-- BEGIN --

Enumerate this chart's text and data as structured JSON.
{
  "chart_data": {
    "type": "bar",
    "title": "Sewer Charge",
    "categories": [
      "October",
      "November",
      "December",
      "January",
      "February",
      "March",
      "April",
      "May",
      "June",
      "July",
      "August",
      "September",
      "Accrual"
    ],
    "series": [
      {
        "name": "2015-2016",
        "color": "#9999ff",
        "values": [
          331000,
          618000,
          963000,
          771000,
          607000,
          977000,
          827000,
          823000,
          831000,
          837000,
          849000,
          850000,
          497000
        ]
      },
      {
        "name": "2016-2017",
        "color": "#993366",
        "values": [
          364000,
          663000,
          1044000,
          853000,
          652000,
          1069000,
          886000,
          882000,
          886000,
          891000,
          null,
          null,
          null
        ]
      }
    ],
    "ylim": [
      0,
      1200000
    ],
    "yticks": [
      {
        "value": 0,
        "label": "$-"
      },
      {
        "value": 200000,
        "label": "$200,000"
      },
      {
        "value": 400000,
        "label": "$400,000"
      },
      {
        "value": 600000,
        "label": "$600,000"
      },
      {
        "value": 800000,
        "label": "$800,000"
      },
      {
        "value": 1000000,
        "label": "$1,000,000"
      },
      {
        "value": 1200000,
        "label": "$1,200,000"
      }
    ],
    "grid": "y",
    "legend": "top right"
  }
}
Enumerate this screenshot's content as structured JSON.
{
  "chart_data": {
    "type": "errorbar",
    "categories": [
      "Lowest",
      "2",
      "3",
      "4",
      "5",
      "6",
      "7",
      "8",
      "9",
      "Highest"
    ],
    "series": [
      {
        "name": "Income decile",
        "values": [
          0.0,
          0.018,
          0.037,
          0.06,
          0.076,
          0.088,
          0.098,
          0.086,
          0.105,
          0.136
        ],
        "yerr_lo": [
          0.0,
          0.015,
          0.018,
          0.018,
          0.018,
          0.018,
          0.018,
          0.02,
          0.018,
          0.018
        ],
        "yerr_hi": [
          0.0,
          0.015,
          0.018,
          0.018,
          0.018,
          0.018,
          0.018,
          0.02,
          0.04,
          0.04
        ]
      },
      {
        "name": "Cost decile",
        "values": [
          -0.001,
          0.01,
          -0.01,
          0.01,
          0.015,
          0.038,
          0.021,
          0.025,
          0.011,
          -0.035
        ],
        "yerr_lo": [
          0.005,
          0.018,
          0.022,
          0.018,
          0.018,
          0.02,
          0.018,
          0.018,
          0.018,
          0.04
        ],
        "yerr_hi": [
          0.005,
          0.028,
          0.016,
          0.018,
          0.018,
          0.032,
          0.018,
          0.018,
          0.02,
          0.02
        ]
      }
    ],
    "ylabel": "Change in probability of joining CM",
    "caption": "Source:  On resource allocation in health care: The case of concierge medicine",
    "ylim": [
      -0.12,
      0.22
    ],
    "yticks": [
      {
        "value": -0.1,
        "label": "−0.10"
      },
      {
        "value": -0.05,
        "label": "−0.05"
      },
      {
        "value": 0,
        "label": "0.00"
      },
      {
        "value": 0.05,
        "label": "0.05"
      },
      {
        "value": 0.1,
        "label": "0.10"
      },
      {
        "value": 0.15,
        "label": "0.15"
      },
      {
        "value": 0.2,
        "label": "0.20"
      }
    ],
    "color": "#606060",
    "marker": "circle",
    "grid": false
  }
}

-- END --

Your objective: Check each line of the records above for the string "structured", and report every line that has it.

Finished task:
Enumerate this chart's text and data as structured JSON.
Enumerate this screenshot's content as structured JSON.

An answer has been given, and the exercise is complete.